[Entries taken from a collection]
+-------+
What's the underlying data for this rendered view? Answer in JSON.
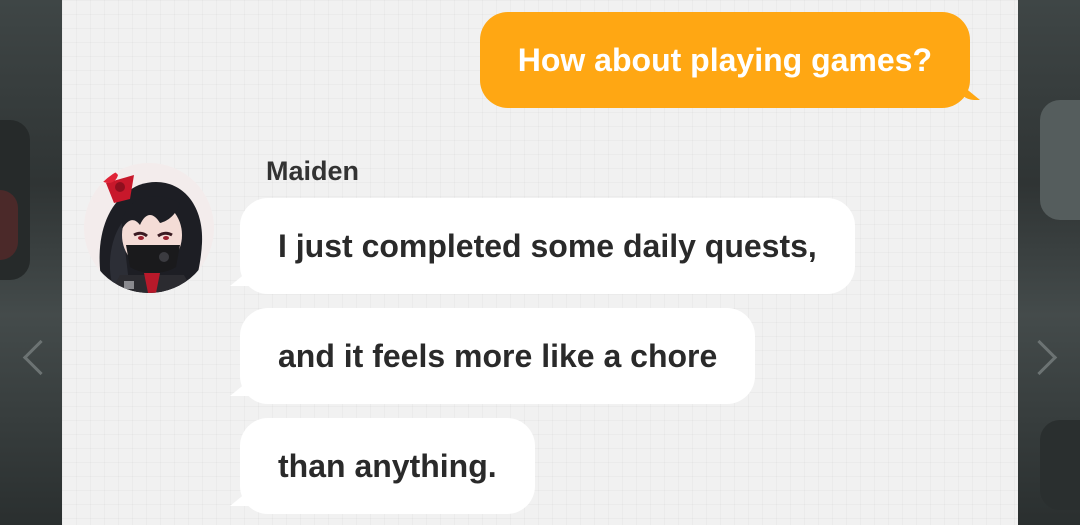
{
  "conversation": {
    "outgoing": [
      {
        "text": "How about playing games?"
      }
    ],
    "incoming": {
      "sender": "Maiden",
      "messages": [
        {
          "text": "I just completed some daily quests,"
        },
        {
          "text": "and it feels more like a chore"
        },
        {
          "text": "than anything."
        }
      ]
    }
  },
  "colors": {
    "outgoing_bubble": "#ffa713",
    "incoming_bubble": "#ffffff",
    "panel_background": "#f1f1f1"
  },
  "icons": {
    "avatar": "maiden-avatar-icon"
  }
}
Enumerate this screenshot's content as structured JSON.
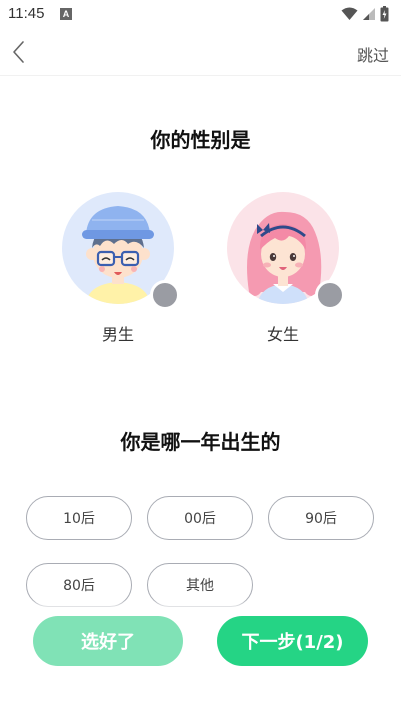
{
  "status_bar": {
    "time": "11:45",
    "notification_icon": "A",
    "icons": [
      "wifi-icon",
      "signal-icon",
      "battery-icon"
    ]
  },
  "nav": {
    "back_icon": "chevron-left-icon",
    "skip_label": "跳过"
  },
  "gender_section": {
    "title": "你的性别是",
    "options": [
      {
        "label": "男生",
        "avatar": "boy-avatar-icon",
        "selected": false
      },
      {
        "label": "女生",
        "avatar": "girl-avatar-icon",
        "selected": false
      }
    ]
  },
  "year_section": {
    "title": "你是哪一年出生的",
    "options": [
      "10后",
      "00后",
      "90后",
      "80后",
      "其他"
    ]
  },
  "actions": {
    "done_label": "选好了",
    "next_label": "下一步(1/2)"
  },
  "colors": {
    "primary": "#25d485",
    "primary_disabled": "#80e2b6",
    "unselected_dot": "#9a9ca3",
    "pill_border": "#a9acb4",
    "male_bg": "#dfe9fb",
    "female_bg": "#fbe3e8"
  }
}
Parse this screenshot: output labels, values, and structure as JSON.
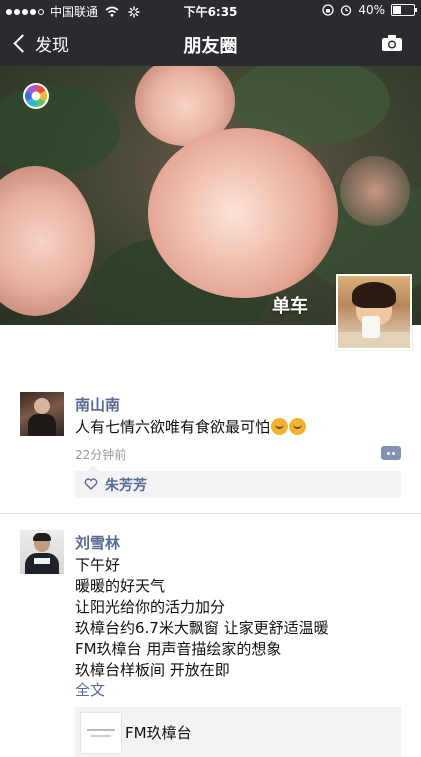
{
  "status_bar": {
    "carrier": "中国联通",
    "time": "下午6:35",
    "battery_level": "40%",
    "battery_fraction": 0.4
  },
  "nav": {
    "back_label": "发现",
    "title": "朋友圈"
  },
  "cover": {
    "user_name": "单车"
  },
  "posts": [
    {
      "author": "南山南",
      "lines": [
        "人有七情六欲唯有食欲最可怕"
      ],
      "emojis": [
        "sweat-smile-emoji",
        "sweat-smile-emoji"
      ],
      "time": "22分钟前",
      "likes": [
        "朱芳芳"
      ]
    },
    {
      "author": "刘雪林",
      "lines": [
        "下午好",
        "暖暖的好天气",
        "让阳光给你的活力加分",
        "玖樟台约6.7米大飘窗 让家更舒适温暖",
        "FM玖樟台 用声音描绘家的想象",
        "玖樟台样板间 开放在即"
      ],
      "expand_label": "全文",
      "link_card": {
        "title": "FM玖樟台"
      }
    }
  ],
  "colors": {
    "nav_bg": "#2b2a2f",
    "name_link": "#576b95",
    "likes_bg": "#f3f3f5",
    "time_gray": "#9a9a9a"
  },
  "icons": {
    "back": "chevron-left-icon",
    "camera": "camera-icon",
    "wifi": "wifi-icon",
    "loading": "activity-spinner-icon",
    "lock": "orientation-lock-icon",
    "alarm": "alarm-icon",
    "battery": "battery-icon",
    "heart": "heart-icon",
    "comment": "comment-more-icon",
    "lens": "lens-color-icon"
  }
}
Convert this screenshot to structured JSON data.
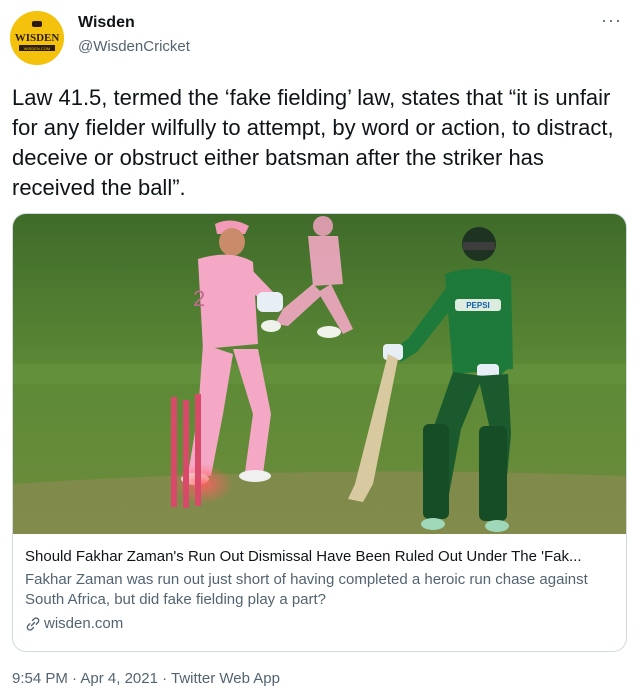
{
  "author": {
    "display_name": "Wisden",
    "handle": "@WisdenCricket",
    "avatar_text": "WISDEN",
    "avatar_subtext": "WISDEN.COM",
    "avatar_color": "#f4c20d"
  },
  "more_icon": "more-icon",
  "tweet": {
    "text": "Law 41.5, termed the ‘fake fielding’ law, states that “it is unfair for any fielder wilfully to attempt, by word or action, to distract, deceive or obstruct either batsman after the striker has received the ball”."
  },
  "card": {
    "title": "Should Fakhar Zaman's Run Out Dismissal Have Been Ruled Out Under The 'Fak...",
    "description": "Fakhar Zaman was run out just short of having completed a heroic run chase against South Africa, but did fake fielding play a part?",
    "domain": "wisden.com",
    "link_icon": "link-icon",
    "image_jersey_text": "PEPSI"
  },
  "meta": {
    "time": "9:54 PM",
    "separator": " · ",
    "date": "Apr 4, 2021",
    "source": "Twitter Web App"
  }
}
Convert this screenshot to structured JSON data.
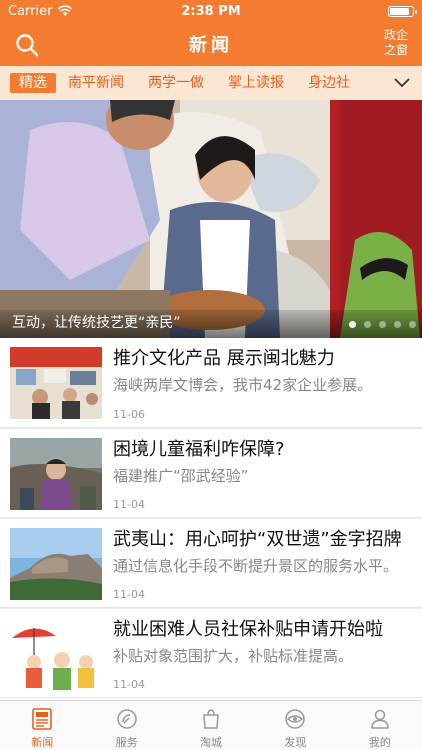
{
  "status_bar": {
    "carrier": "Carrier",
    "time": "2:38 PM"
  },
  "header": {
    "title": "新闻",
    "right_link": "政企之窗"
  },
  "tabs": [
    {
      "label": "精选",
      "active": true
    },
    {
      "label": "南平新闻"
    },
    {
      "label": "两学一做"
    },
    {
      "label": "掌上读报"
    },
    {
      "label": "身边社"
    }
  ],
  "hero": {
    "caption": "互动，让传统技艺更“亲民”",
    "dot_count": 5,
    "active_dot": 0
  },
  "news": [
    {
      "title": "推介文化产品 展示闽北魅力",
      "summary": "海峡两岸文博会，我市42家企业参展。",
      "date": "11-06"
    },
    {
      "title": "困境儿童福利咋保障?",
      "summary": "福建推广“邵武经验”",
      "date": "11-04"
    },
    {
      "title": "武夷山：用心呵护“双世遗”金字招牌",
      "summary": "通过信息化手段不断提升景区的服务水平。",
      "date": "11-04"
    },
    {
      "title": "就业困难人员社保补贴申请开始啦",
      "summary": "补贴对象范围扩大，补贴标准提高。",
      "date": "11-04"
    }
  ],
  "tabbar": [
    {
      "label": "新闻",
      "icon": "news-icon",
      "active": true
    },
    {
      "label": "服务",
      "icon": "service-icon"
    },
    {
      "label": "淘城",
      "icon": "shopping-bag-icon"
    },
    {
      "label": "发现",
      "icon": "discover-eye-icon"
    },
    {
      "label": "我的",
      "icon": "profile-icon"
    }
  ],
  "colors": {
    "brand": "#f47c30",
    "tab_strip": "#fbe6d4",
    "active_text": "#e8601c"
  }
}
+-------+
=== AIM OF THE EXERCISE ===
Pick out every line holding the string "fake" and return it.

=== RESPONSE TO THE EXERCISE ===
    "text": "Law 41.5, termed the ‘fake fielding’ law, states that “it is unfair for any fielder wilfully to attempt, by word or action, to distract, deceive or obstruct either batsman after the striker has received the ball”."
    "description": "Fakhar Zaman was run out just short of having completed a heroic run chase against South Africa, but did fake fielding play a part?",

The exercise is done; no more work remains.